▶ [RECORD SET]
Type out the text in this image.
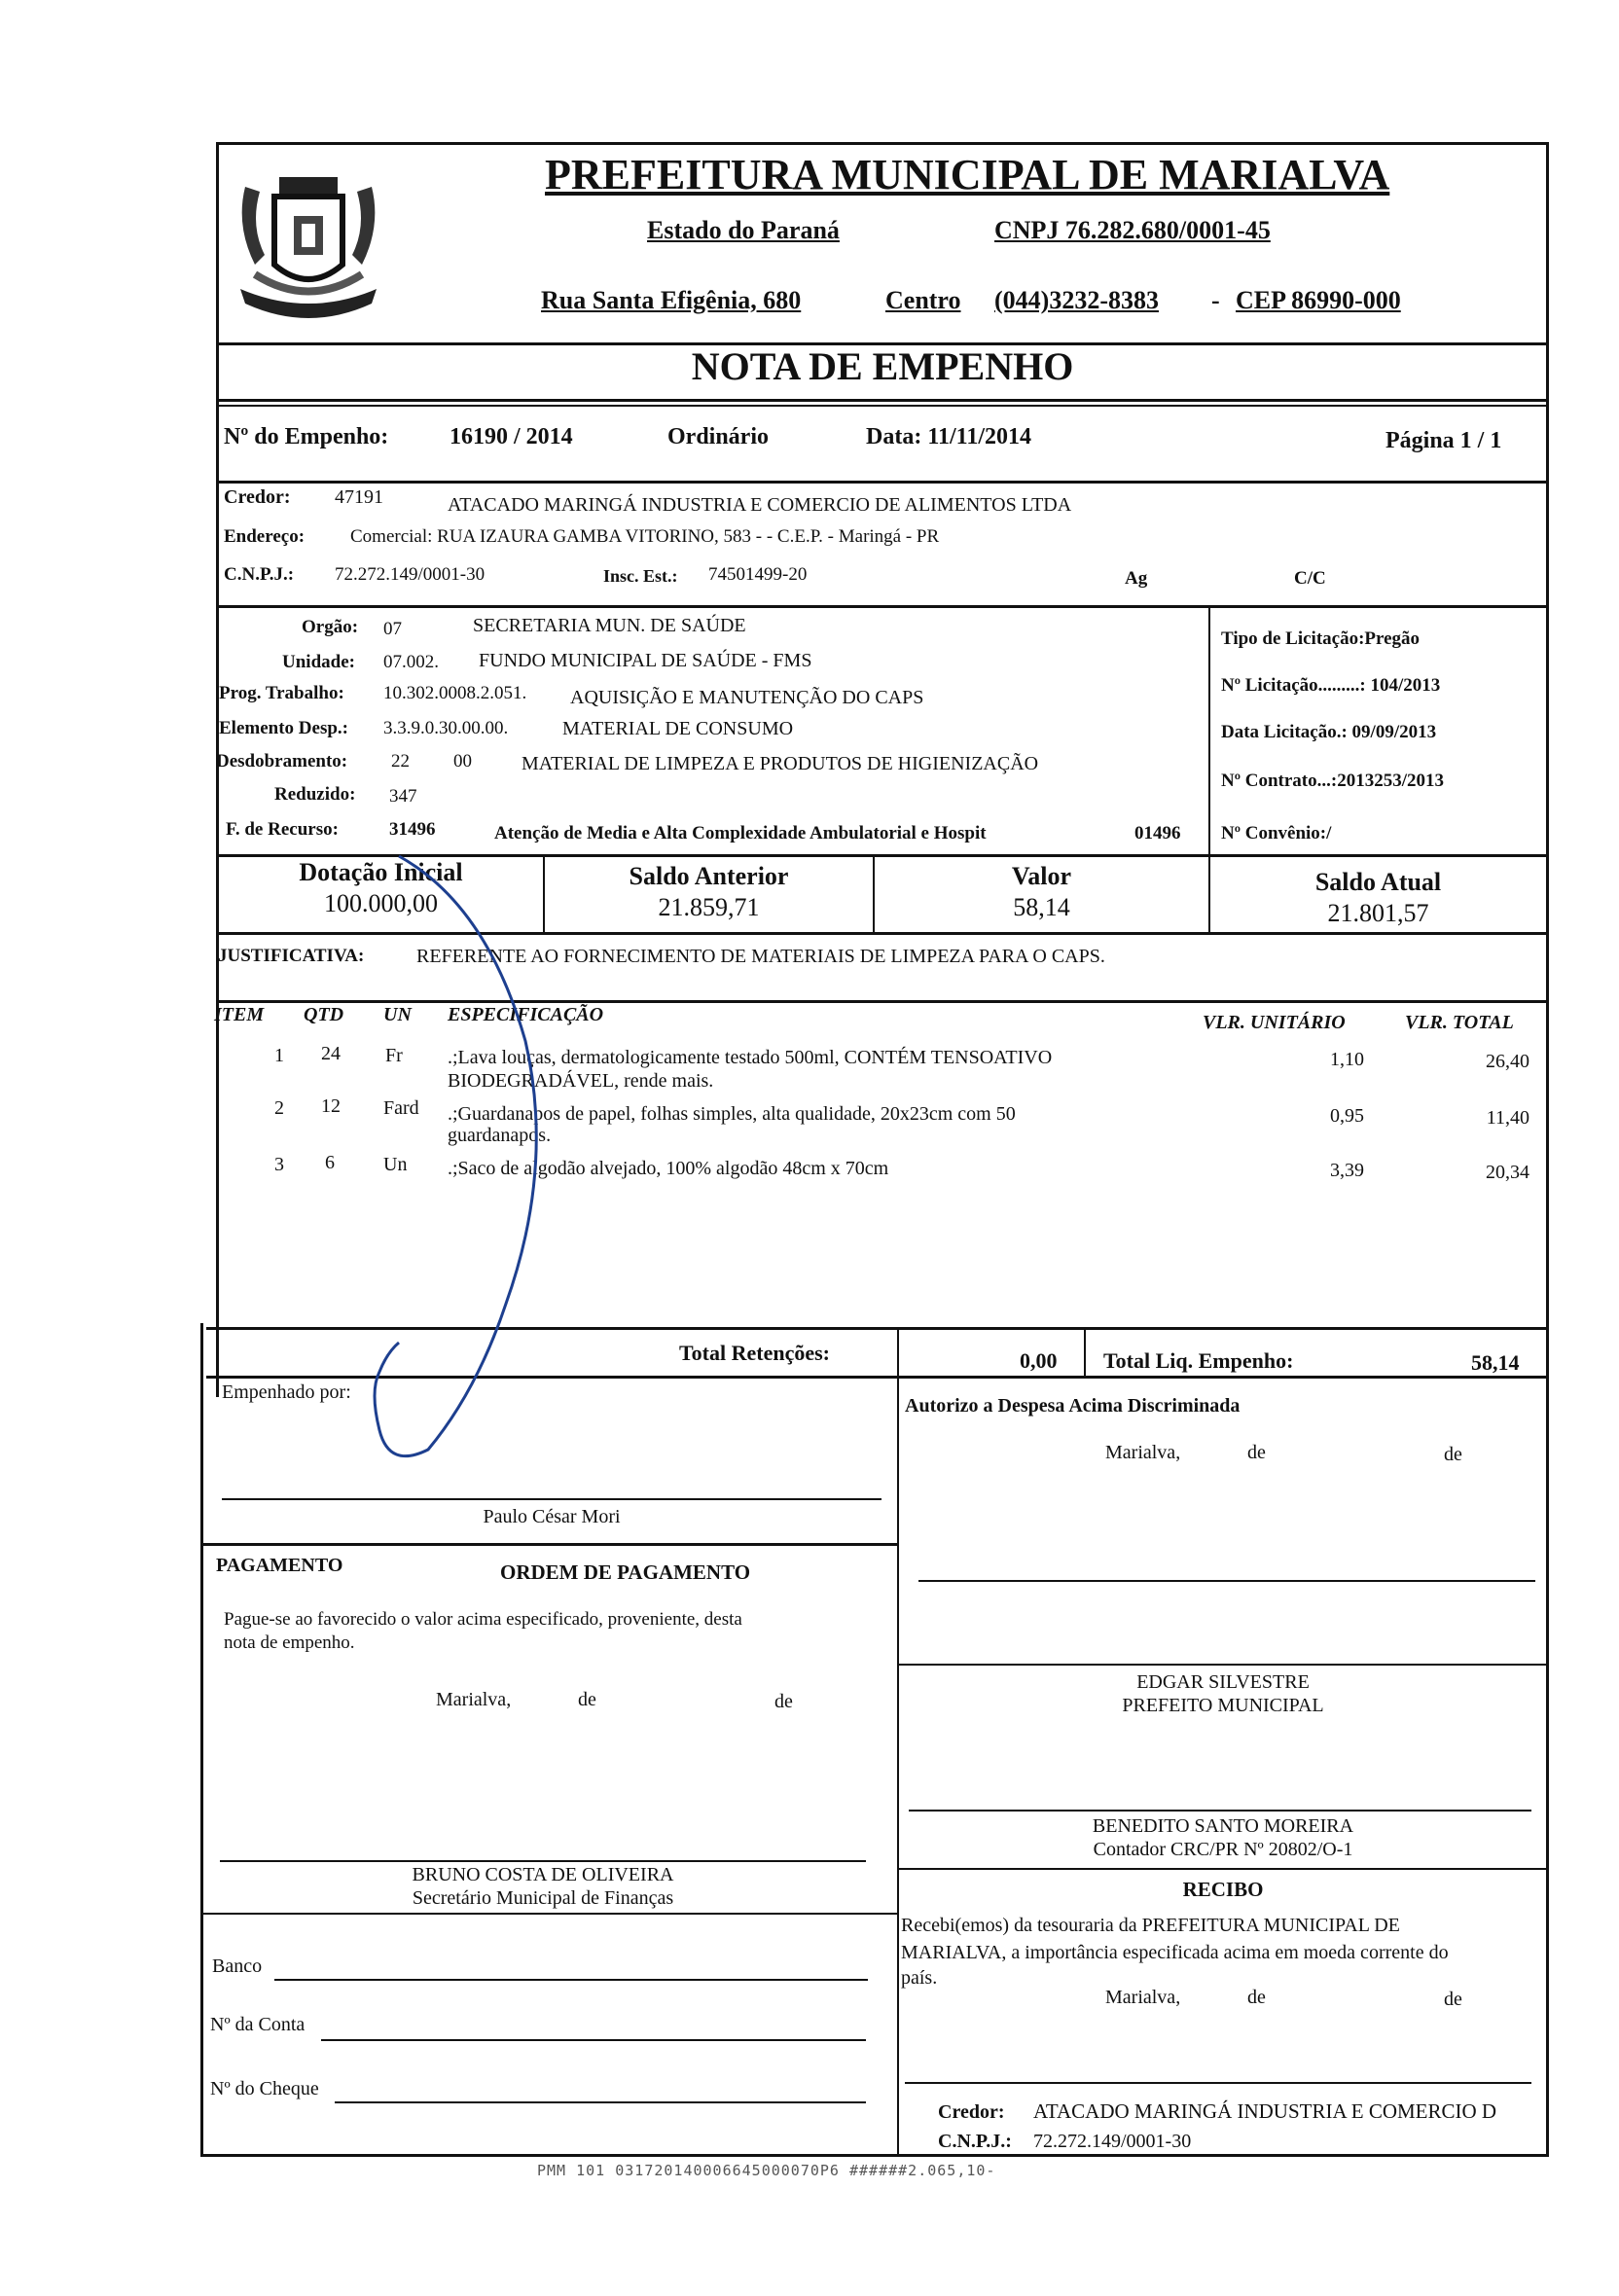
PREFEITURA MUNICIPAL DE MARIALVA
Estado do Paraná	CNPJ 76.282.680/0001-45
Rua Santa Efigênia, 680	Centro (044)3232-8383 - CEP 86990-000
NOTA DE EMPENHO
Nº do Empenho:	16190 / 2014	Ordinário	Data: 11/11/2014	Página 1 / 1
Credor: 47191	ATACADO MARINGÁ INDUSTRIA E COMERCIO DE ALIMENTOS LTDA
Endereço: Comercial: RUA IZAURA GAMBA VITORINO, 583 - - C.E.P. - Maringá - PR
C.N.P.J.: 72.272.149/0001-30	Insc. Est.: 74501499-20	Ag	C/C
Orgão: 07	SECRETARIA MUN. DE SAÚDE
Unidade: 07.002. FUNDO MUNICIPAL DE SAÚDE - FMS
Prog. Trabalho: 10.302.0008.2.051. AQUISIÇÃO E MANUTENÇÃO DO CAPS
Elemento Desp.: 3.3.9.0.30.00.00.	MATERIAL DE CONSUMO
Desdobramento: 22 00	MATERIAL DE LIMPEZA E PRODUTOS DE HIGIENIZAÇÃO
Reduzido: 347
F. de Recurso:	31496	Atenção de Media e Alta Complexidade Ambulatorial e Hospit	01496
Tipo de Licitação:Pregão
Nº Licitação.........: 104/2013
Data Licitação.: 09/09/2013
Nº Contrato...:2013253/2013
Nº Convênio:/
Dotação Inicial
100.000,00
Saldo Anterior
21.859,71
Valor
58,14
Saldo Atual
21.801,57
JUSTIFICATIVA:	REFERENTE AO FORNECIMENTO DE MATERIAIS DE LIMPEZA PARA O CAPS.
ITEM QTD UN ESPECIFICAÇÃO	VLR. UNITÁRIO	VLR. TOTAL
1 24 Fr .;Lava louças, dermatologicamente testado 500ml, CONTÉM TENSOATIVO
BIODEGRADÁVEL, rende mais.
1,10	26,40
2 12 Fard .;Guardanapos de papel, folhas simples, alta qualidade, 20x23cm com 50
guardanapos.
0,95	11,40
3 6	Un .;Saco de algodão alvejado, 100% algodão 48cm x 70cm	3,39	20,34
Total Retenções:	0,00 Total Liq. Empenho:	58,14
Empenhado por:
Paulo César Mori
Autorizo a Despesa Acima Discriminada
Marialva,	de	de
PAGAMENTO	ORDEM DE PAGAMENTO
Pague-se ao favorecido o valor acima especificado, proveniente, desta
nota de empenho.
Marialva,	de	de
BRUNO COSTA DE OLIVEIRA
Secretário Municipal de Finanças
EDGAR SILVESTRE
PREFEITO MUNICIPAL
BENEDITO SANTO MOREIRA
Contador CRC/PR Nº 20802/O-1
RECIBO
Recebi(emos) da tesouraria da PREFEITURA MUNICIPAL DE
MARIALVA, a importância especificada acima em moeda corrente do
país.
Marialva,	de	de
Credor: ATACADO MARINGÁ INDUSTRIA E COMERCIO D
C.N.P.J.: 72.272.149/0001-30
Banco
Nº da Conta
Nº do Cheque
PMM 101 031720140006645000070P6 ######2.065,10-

▶ [REQUIRED WORK]
Set down the records in full and exactly. Do not carry over any image.

▶ [OUTPUT FOR THIS TASK]
Type out the text in this image.
PREFEITURA MUNICIPAL DE MARIALVA
Estado do Paraná	CNPJ 76.282.680/0001-45
Rua Santa Efigênia, 680	Centro (044)3232-8383 - CEP 86990-000
NOTA DE EMPENHO
Nº do Empenho:	16190 / 2014	Ordinário	Data: 11/11/2014	Página 1 / 1
Credor: 47191	ATACADO MARINGÁ INDUSTRIA E COMERCIO DE ALIMENTOS LTDA
Endereço: Comercial: RUA IZAURA GAMBA VITORINO, 583 - - C.E.P. - Maringá - PR
C.N.P.J.: 72.272.149/0001-30	Insc. Est.: 74501499-20	Ag	C/C
Orgão: 07	SECRETARIA MUN. DE SAÚDE
Unidade: 07.002. FUNDO MUNICIPAL DE SAÚDE - FMS
Prog. Trabalho: 10.302.0008.2.051. AQUISIÇÃO E MANUTENÇÃO DO CAPS
Elemento Desp.: 3.3.9.0.30.00.00.	MATERIAL DE CONSUMO
Desdobramento: 22 00	MATERIAL DE LIMPEZA E PRODUTOS DE HIGIENIZAÇÃO
Reduzido: 347
F. de Recurso:	31496	Atenção de Media e Alta Complexidade Ambulatorial e Hospit	01496
Tipo de Licitação:Pregão
Nº Licitação.........: 104/2013
Data Licitação.: 09/09/2013
Nº Contrato...:2013253/2013
Nº Convênio:/
Dotação Inicial
100.000,00
Saldo Anterior
21.859,71
Valor
58,14
Saldo Atual
21.801,57
JUSTIFICATIVA:	REFERENTE AO FORNECIMENTO DE MATERIAIS DE LIMPEZA PARA O CAPS.
ITEM QTD UN ESPECIFICAÇÃO	VLR. UNITÁRIO	VLR. TOTAL
1 24 Fr .;Lava louças, dermatologicamente testado 500ml, CONTÉM TENSOATIVO
BIODEGRADÁVEL, rende mais.
1,10	26,40
2 12 Fard .;Guardanapos de papel, folhas simples, alta qualidade, 20x23cm com 50
guardanapos.
0,95	11,40
3 6	Un .;Saco de algodão alvejado, 100% algodão 48cm x 70cm	3,39	20,34
Total Retenções:	0,00 Total Liq. Empenho:	58,14
Empenhado por:
Paulo César Mori
Autorizo a Despesa Acima Discriminada
Marialva,	de	de
PAGAMENTO	ORDEM DE PAGAMENTO
Pague-se ao favorecido o valor acima especificado, proveniente, desta
nota de empenho.
Marialva,	de	de
BRUNO COSTA DE OLIVEIRA
Secretário Municipal de Finanças
EDGAR SILVESTRE
PREFEITO MUNICIPAL
BENEDITO SANTO MOREIRA
Contador CRC/PR Nº 20802/O-1
RECIBO
Recebi(emos) da tesouraria da PREFEITURA MUNICIPAL DE
MARIALVA, a importância especificada acima em moeda corrente do
país.
Marialva,	de	de
Credor: ATACADO MARINGÁ INDUSTRIA E COMERCIO D
C.N.P.J.: 72.272.149/0001-30
Banco
Nº da Conta
Nº do Cheque
PMM 101 031720140006645000070P6 ######2.065,10-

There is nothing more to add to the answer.